Can you update the rows from the start through the one containing "share-panel-header: % OF" by changing "bar-segment-mobile" to "mobile-bar-segment" and leaving everything else the same?
•••••
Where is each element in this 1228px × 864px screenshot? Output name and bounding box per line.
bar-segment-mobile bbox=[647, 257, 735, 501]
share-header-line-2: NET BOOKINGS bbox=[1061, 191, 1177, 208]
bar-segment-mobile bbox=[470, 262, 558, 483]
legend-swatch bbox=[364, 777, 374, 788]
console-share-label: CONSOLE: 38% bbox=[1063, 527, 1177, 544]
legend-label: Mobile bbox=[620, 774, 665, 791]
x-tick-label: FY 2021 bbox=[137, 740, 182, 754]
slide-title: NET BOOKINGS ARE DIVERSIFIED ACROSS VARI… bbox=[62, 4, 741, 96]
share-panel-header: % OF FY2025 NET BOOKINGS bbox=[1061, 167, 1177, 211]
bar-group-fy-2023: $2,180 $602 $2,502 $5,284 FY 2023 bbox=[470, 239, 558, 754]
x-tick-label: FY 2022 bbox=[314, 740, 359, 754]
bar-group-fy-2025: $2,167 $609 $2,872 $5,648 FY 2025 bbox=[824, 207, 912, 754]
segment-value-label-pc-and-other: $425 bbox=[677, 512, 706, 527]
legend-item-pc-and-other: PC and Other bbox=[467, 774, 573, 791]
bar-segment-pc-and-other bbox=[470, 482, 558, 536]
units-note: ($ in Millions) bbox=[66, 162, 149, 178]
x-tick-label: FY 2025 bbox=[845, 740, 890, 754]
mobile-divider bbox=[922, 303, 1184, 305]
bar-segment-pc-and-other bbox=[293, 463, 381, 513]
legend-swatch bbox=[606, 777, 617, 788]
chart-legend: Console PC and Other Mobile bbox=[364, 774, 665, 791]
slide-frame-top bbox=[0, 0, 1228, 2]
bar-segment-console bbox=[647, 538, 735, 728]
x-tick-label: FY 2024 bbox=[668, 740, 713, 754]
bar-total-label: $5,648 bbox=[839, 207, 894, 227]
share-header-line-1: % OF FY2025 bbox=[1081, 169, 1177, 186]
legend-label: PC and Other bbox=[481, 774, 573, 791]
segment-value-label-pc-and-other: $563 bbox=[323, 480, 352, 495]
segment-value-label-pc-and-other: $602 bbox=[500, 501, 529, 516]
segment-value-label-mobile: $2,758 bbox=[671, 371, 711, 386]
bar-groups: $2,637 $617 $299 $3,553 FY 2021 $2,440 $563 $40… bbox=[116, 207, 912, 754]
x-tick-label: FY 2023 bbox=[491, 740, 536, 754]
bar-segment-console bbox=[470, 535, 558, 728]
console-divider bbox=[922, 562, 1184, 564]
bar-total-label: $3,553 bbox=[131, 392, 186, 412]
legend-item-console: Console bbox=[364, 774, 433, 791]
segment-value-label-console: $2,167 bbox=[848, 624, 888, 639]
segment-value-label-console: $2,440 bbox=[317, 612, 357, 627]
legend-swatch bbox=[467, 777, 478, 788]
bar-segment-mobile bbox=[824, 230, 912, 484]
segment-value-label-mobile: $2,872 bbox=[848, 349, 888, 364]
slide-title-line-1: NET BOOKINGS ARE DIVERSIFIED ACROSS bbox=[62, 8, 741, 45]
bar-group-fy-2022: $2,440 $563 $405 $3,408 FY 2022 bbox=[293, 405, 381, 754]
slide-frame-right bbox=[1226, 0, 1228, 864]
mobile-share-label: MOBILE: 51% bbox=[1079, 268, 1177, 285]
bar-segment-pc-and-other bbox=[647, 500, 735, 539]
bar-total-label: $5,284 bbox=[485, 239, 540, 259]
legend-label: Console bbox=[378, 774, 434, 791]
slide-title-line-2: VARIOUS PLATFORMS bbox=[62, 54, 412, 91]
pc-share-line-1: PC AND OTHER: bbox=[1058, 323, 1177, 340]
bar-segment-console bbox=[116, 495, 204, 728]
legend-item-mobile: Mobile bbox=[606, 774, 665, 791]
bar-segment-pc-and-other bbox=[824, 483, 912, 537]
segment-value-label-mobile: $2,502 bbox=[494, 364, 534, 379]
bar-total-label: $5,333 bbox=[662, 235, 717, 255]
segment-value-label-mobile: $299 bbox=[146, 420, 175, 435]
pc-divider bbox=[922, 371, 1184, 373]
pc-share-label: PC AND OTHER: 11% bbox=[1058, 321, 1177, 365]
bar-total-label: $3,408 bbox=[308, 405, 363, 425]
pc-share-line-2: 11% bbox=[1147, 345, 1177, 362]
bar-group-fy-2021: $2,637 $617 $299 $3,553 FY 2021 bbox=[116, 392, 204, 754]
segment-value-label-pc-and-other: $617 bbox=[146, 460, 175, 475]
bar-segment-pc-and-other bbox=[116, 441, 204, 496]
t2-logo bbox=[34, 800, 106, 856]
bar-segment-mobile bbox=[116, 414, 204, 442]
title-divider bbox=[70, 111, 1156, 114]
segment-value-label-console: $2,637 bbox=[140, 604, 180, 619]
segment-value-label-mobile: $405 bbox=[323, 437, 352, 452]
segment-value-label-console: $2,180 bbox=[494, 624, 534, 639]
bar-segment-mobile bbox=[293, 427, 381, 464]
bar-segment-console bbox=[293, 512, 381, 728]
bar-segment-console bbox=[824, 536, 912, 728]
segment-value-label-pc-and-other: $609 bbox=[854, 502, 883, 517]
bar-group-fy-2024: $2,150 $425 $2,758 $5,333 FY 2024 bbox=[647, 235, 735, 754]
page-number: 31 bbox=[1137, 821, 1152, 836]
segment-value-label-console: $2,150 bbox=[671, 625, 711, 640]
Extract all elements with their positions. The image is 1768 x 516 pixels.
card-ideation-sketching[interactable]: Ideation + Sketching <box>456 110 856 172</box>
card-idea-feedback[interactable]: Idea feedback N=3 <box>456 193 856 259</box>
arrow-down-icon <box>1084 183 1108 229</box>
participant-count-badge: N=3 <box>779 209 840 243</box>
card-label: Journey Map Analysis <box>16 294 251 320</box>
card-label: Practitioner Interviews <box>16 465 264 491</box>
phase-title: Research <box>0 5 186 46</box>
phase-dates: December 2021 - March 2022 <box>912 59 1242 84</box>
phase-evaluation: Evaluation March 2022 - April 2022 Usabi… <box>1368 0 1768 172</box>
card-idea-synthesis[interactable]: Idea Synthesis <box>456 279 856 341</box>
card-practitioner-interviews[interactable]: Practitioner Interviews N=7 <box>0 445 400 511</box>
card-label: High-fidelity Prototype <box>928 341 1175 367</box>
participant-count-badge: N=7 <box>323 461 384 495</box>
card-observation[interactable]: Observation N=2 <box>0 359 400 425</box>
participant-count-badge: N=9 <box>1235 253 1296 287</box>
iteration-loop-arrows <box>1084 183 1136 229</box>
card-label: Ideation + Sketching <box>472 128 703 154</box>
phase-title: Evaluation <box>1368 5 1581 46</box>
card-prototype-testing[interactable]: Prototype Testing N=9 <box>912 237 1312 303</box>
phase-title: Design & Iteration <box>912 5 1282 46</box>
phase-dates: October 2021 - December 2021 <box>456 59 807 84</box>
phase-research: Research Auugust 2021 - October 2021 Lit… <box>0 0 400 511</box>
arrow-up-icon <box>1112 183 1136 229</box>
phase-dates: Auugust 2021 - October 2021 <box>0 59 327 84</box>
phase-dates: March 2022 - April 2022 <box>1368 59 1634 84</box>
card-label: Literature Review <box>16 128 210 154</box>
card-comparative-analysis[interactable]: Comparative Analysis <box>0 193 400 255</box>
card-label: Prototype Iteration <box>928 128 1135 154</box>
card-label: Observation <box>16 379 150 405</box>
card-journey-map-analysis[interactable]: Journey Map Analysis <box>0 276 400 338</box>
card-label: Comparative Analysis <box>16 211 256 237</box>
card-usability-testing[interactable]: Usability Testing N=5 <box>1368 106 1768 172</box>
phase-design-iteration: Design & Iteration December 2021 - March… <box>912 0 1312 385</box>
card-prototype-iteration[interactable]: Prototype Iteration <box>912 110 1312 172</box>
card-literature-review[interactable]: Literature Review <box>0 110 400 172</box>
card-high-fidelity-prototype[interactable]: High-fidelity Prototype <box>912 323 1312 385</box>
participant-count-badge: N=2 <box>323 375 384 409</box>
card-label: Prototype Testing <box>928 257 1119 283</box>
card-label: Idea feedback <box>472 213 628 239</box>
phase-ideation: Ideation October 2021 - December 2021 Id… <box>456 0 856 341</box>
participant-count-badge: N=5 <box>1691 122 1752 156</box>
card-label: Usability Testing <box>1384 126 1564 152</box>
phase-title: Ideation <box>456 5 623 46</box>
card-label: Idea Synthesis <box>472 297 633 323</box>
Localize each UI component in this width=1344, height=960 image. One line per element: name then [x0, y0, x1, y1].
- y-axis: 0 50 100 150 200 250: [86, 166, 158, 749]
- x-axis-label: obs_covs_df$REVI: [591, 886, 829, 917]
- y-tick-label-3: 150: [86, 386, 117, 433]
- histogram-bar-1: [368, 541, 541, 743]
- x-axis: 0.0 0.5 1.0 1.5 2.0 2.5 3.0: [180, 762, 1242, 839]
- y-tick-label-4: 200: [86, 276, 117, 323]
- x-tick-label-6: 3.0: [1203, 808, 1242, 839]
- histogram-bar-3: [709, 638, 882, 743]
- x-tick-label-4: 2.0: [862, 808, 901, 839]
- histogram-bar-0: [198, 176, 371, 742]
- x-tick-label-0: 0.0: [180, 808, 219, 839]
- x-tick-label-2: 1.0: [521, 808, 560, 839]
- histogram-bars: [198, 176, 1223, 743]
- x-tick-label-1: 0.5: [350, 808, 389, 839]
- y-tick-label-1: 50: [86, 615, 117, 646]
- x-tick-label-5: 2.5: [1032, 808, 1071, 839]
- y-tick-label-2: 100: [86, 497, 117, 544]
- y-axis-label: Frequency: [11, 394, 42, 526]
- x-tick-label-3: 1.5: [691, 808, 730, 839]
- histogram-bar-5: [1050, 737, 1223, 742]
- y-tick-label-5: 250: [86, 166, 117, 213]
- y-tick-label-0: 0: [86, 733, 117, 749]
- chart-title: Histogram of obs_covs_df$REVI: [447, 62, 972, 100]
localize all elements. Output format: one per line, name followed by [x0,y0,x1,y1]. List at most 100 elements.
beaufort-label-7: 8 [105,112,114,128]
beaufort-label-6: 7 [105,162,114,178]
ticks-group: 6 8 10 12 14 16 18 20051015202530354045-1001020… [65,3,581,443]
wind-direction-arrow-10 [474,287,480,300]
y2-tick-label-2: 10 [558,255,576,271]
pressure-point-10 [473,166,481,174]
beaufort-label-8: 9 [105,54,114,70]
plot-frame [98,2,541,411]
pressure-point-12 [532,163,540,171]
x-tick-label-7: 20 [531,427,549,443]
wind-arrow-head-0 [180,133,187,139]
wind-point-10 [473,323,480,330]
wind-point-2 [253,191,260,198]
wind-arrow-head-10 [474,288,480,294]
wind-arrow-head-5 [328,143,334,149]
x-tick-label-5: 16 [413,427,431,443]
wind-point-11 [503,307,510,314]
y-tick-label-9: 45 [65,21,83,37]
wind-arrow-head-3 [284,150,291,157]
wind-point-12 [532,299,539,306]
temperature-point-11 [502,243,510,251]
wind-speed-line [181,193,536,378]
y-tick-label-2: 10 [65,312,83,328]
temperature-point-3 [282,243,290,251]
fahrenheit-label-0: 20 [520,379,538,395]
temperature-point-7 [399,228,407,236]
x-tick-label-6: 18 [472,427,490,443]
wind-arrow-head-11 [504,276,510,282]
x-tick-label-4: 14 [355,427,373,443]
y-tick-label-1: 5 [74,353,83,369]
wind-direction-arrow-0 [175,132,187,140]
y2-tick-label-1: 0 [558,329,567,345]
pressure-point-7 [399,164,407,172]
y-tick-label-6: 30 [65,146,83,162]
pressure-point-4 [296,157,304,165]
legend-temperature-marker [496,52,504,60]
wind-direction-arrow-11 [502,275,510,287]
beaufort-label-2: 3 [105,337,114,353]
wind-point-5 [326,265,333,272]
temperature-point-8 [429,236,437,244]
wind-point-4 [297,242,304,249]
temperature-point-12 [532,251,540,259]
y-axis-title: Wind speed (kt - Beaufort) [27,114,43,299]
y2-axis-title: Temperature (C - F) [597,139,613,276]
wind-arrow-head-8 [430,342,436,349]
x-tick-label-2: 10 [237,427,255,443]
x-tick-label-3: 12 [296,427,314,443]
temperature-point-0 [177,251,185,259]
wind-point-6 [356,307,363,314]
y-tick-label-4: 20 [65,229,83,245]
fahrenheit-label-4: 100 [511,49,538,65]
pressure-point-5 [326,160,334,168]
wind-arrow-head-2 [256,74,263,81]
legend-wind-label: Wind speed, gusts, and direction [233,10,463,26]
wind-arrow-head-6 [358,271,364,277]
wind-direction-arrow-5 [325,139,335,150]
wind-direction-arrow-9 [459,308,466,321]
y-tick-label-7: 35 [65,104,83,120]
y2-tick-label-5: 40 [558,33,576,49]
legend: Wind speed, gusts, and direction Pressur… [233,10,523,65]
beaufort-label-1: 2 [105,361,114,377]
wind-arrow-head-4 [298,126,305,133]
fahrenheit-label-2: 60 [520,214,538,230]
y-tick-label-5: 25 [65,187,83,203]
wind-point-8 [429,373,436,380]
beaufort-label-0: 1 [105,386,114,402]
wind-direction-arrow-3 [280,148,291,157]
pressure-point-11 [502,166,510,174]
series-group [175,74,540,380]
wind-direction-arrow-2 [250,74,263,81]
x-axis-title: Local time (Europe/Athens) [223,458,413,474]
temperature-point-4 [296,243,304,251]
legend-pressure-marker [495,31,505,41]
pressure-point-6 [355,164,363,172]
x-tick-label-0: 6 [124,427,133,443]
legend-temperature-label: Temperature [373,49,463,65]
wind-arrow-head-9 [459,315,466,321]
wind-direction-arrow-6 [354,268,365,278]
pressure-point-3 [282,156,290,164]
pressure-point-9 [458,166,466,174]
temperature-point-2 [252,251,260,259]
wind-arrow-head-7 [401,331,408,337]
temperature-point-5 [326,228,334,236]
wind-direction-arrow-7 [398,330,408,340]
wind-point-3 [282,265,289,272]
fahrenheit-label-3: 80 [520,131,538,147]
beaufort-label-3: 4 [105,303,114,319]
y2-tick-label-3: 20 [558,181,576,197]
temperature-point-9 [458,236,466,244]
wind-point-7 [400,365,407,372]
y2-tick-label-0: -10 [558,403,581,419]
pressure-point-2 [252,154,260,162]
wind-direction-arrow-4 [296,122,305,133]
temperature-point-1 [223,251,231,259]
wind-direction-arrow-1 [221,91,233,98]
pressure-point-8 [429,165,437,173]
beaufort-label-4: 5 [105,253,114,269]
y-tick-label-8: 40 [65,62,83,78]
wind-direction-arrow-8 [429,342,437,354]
•••••
## [RESULT FOR THIS EXERCISE]
Where is each element in this 1228px × 864px screenshot? Output name and bounding box per line.
mobile-bar-segment bbox=[647, 257, 735, 501]
share-header-line-2: NET BOOKINGS bbox=[1061, 191, 1177, 208]
mobile-bar-segment bbox=[470, 262, 558, 483]
legend-swatch bbox=[364, 777, 374, 788]
console-share-label: CONSOLE: 38% bbox=[1063, 527, 1177, 544]
legend-label: Mobile bbox=[620, 774, 665, 791]
x-tick-label: FY 2021 bbox=[137, 740, 182, 754]
slide-title: NET BOOKINGS ARE DIVERSIFIED ACROSS VARI… bbox=[62, 4, 741, 96]
share-panel-header: % OF FY2025 NET BOOKINGS bbox=[1061, 167, 1177, 211]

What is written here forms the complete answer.